((

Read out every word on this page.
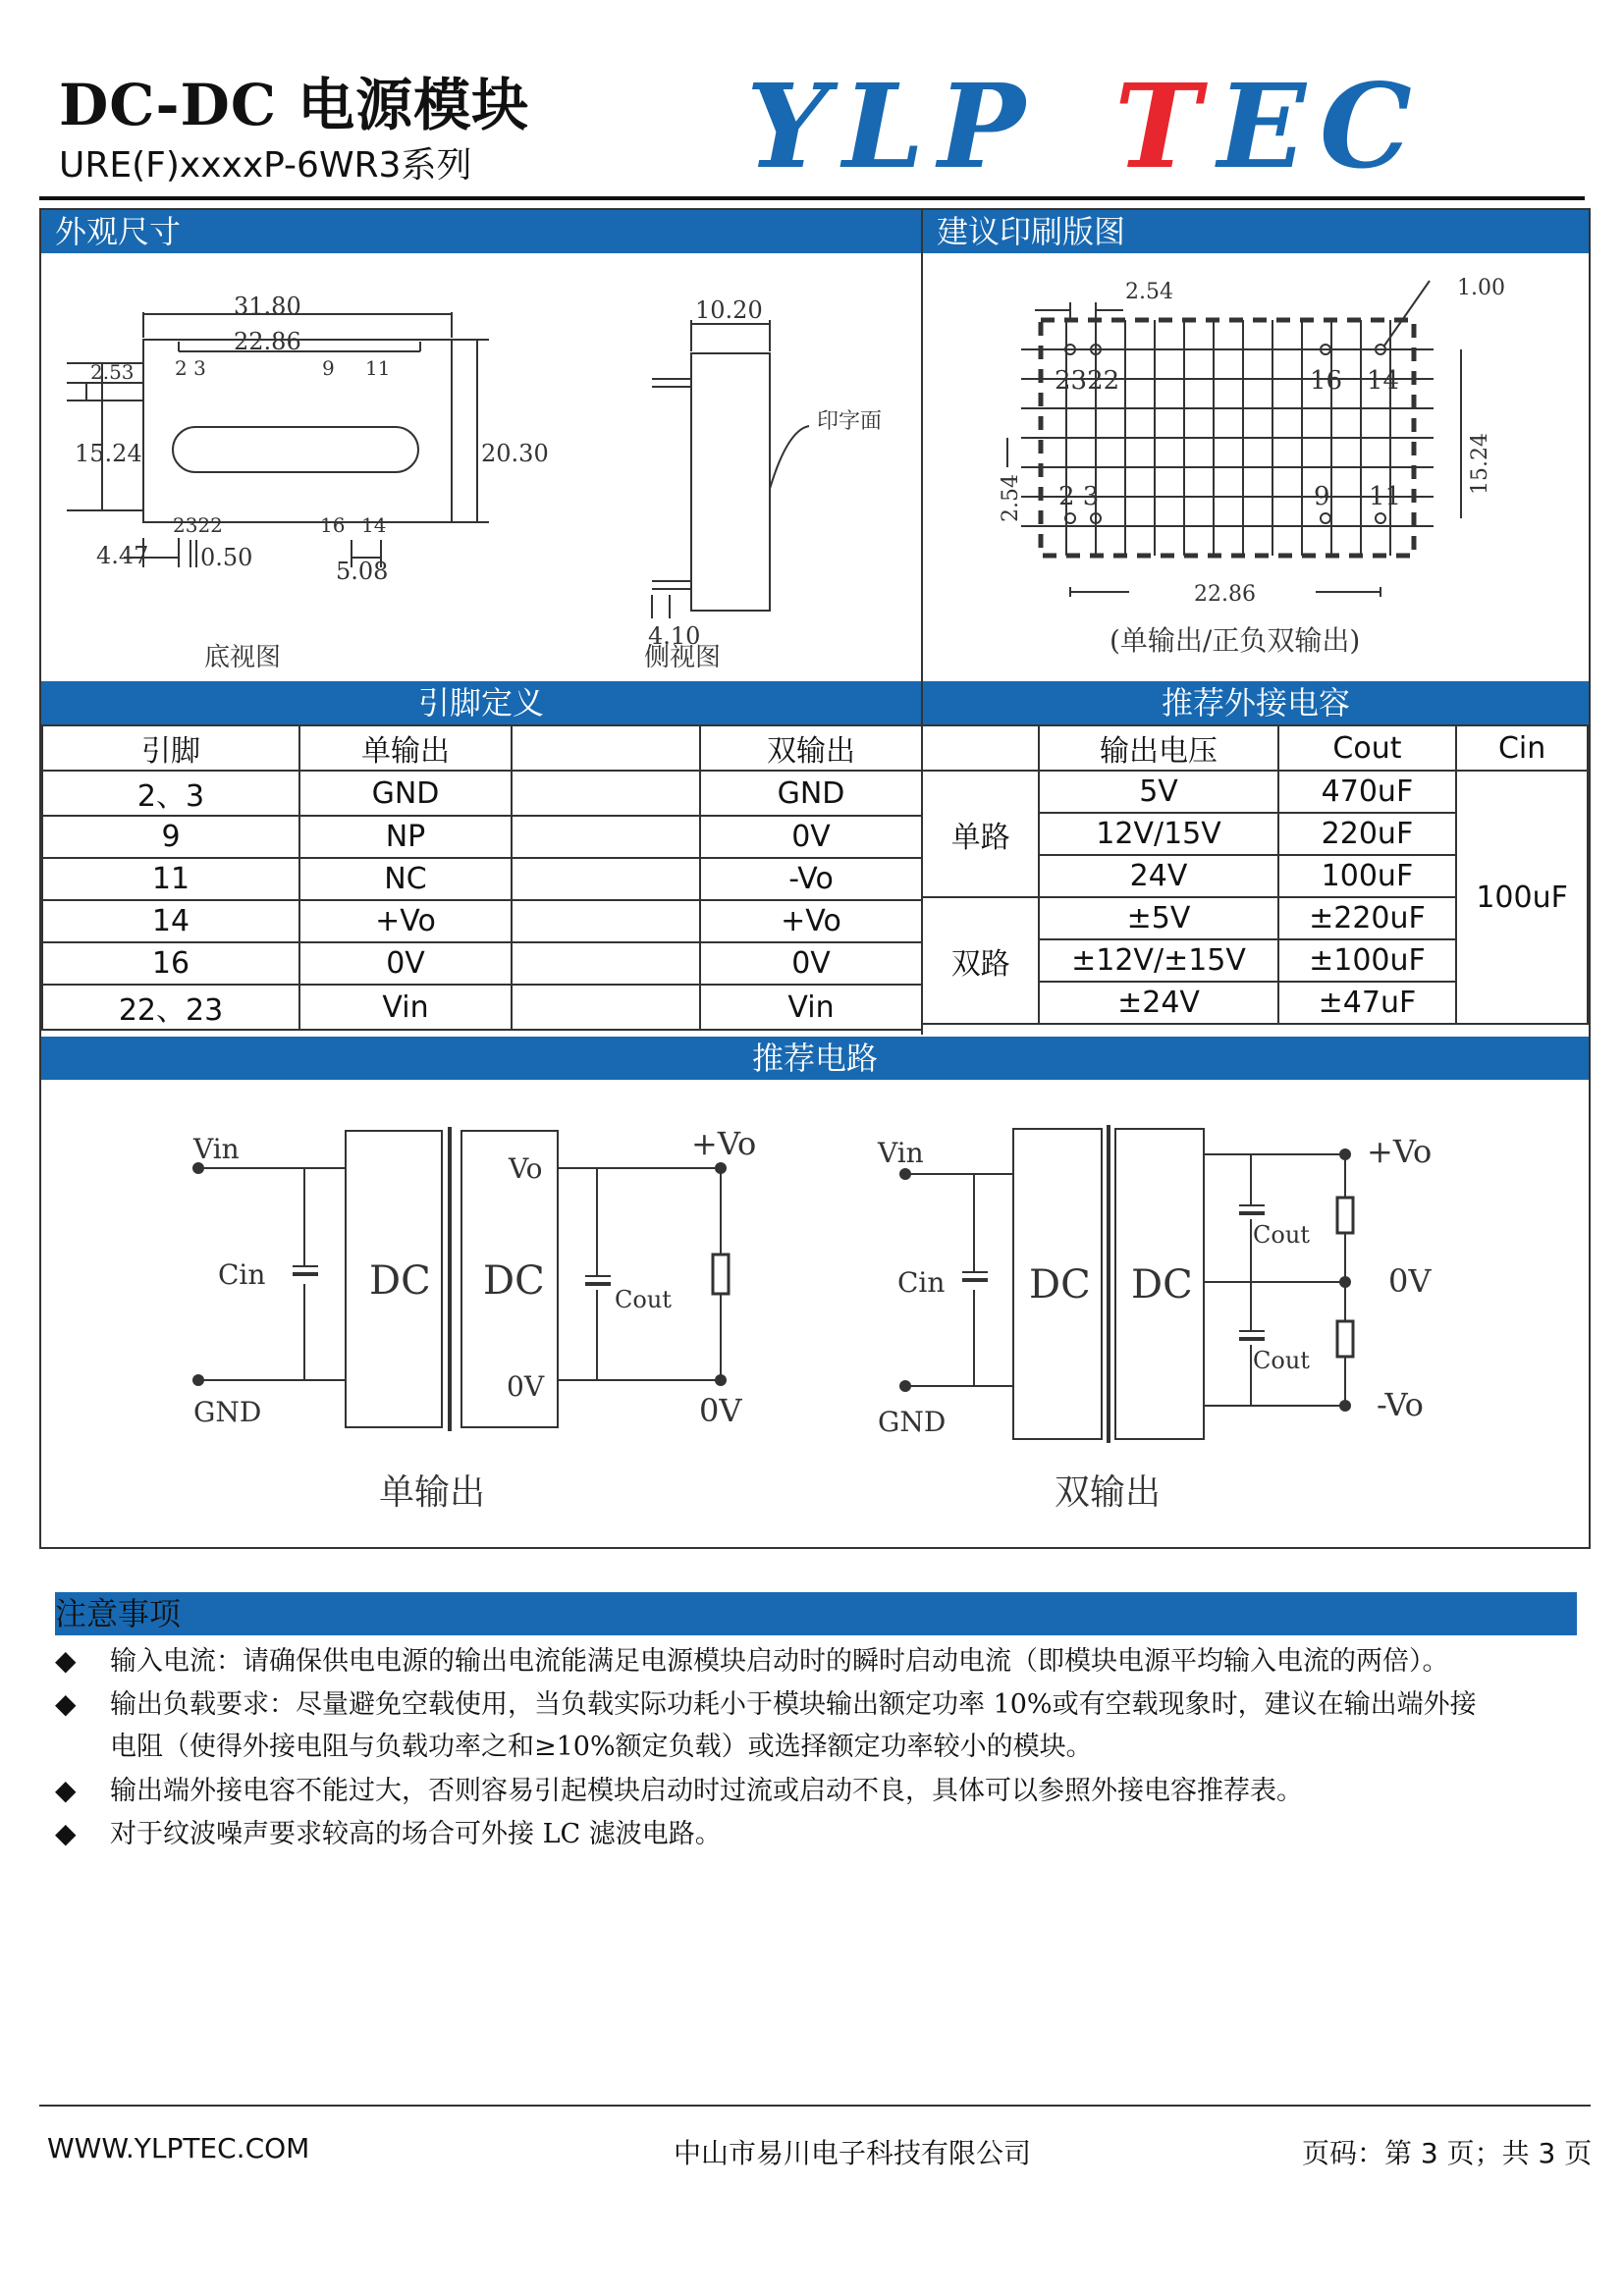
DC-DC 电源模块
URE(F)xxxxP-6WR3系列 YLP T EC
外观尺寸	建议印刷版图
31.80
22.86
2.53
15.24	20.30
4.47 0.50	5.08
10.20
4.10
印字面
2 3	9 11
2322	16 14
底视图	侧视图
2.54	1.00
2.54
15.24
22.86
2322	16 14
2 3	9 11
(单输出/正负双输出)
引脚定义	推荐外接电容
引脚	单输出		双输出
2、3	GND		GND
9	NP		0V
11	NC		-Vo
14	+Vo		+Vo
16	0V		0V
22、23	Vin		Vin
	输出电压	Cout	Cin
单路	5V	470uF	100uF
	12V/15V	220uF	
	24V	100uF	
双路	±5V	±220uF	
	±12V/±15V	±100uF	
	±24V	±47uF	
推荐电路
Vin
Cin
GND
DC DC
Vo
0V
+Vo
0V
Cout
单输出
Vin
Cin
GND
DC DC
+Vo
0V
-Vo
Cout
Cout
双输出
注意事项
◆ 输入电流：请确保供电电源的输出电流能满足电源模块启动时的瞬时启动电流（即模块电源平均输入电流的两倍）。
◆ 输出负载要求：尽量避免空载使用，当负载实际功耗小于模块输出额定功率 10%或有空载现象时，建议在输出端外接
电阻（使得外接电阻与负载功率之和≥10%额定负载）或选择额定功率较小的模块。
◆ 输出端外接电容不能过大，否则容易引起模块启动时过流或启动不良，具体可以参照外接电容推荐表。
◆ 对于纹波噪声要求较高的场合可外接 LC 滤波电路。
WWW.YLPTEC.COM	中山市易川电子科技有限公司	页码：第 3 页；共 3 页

))
((

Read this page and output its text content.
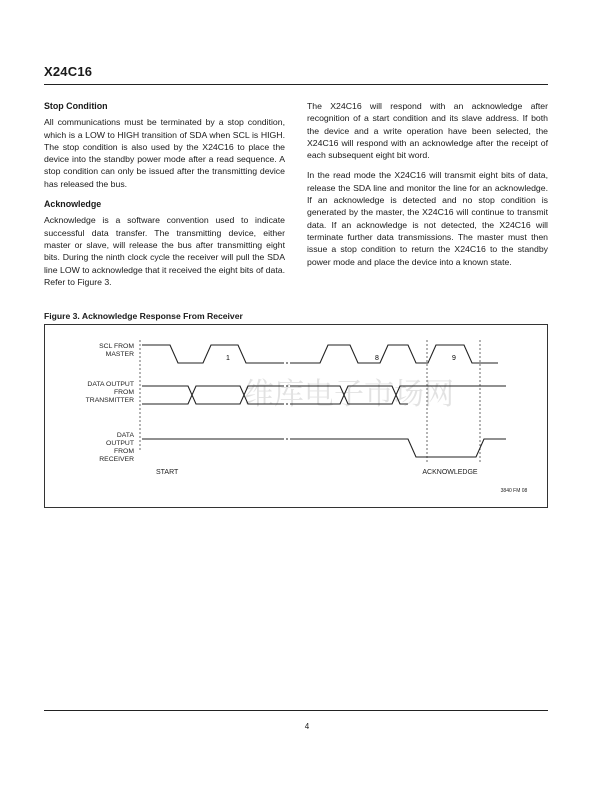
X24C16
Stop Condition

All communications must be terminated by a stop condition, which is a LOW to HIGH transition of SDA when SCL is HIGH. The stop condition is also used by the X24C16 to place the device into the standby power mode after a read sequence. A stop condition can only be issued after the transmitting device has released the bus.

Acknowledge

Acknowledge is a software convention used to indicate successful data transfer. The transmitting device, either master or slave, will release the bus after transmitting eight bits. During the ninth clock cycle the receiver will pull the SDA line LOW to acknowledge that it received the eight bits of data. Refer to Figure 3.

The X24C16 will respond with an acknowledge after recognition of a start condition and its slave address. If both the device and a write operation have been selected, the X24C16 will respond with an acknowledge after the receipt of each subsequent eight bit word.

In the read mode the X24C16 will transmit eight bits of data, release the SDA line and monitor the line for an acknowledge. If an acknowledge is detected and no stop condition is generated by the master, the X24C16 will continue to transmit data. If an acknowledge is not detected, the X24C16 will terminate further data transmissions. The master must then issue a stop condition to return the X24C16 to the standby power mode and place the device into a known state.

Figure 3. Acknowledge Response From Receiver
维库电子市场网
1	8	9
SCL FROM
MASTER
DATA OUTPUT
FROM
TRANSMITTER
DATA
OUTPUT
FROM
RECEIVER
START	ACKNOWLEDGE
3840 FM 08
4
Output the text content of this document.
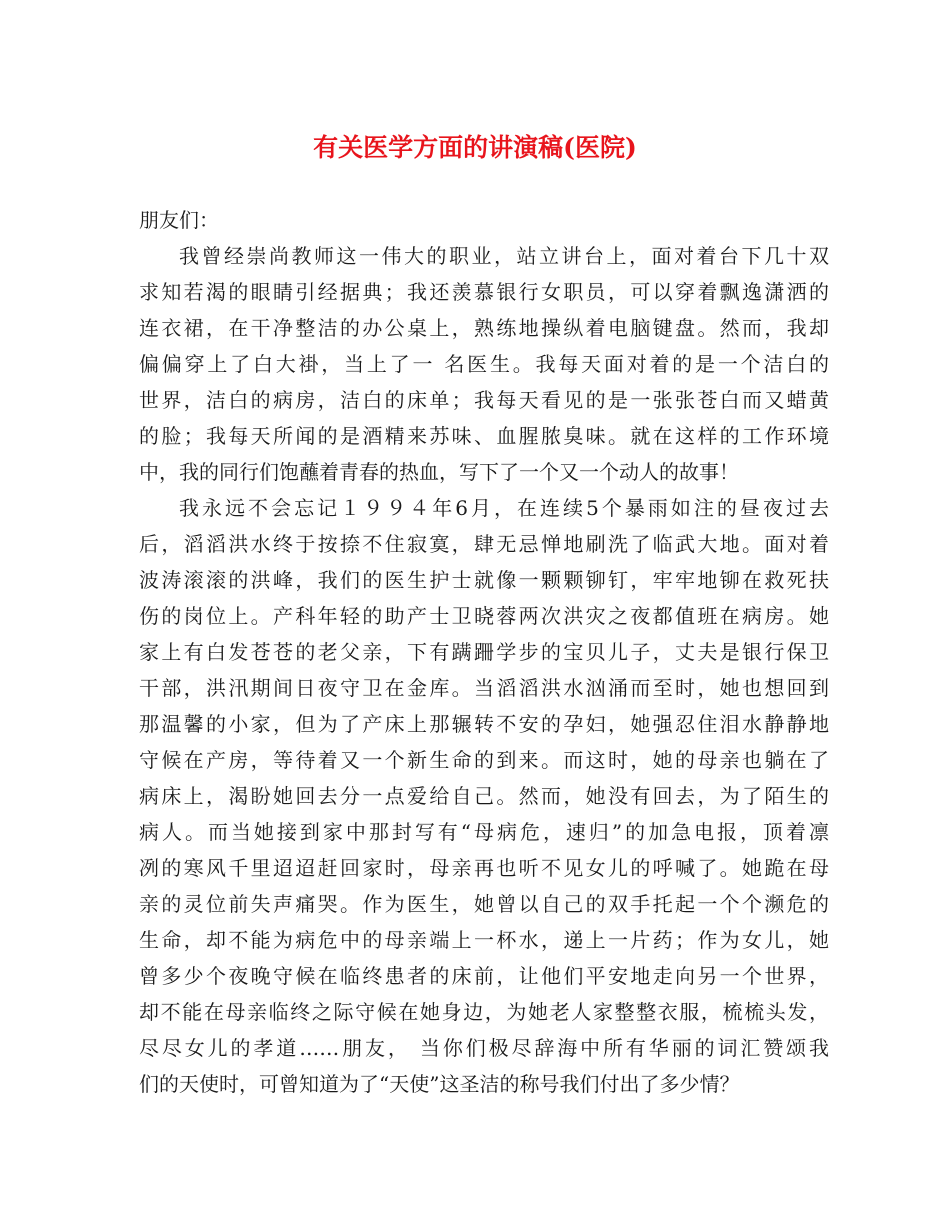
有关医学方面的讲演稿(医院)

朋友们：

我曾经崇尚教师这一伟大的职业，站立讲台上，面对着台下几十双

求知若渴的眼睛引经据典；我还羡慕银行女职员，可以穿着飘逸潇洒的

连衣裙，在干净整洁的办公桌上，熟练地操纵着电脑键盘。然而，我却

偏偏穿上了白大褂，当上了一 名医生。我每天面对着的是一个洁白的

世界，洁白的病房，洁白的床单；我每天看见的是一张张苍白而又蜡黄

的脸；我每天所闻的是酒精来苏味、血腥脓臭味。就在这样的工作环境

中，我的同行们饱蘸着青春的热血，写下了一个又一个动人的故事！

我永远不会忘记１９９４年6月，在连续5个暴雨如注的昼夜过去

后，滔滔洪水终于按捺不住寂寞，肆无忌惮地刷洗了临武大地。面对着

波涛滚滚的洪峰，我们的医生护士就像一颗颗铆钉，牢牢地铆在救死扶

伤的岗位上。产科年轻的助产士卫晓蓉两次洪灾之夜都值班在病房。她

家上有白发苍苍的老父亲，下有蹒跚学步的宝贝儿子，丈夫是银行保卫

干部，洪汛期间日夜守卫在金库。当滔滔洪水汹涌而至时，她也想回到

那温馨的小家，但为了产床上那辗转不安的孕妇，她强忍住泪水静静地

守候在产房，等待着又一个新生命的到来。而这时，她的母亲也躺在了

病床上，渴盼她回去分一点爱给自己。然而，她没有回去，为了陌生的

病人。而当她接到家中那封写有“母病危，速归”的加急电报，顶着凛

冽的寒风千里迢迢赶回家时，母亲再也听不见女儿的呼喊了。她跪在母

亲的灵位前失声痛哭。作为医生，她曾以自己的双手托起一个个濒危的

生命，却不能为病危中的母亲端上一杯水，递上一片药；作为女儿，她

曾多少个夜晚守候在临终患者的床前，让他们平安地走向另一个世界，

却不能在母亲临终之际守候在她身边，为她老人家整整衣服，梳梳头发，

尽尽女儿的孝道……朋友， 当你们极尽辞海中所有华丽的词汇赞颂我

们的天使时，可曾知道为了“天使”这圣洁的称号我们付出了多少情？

))

== Given request ==
Check every line for "slave" and show the ones that have it.

== Solution to the problem ==
Acknowledge is a software convention used to indicate successful data transfer. The transmitting device, either master or slave, will release the bus after transmitting eight bits. During the ninth clock cycle the receiver will pull the SDA line LOW to acknowledge that it received the eight bits of data. Refer to Figure 3.
The X24C16 will respond with an acknowledge after recognition of a start condition and its slave address. If both the device and a write operation have been selected, the X24C16 will respond with an acknowledge after the receipt of each subsequent eight bit word.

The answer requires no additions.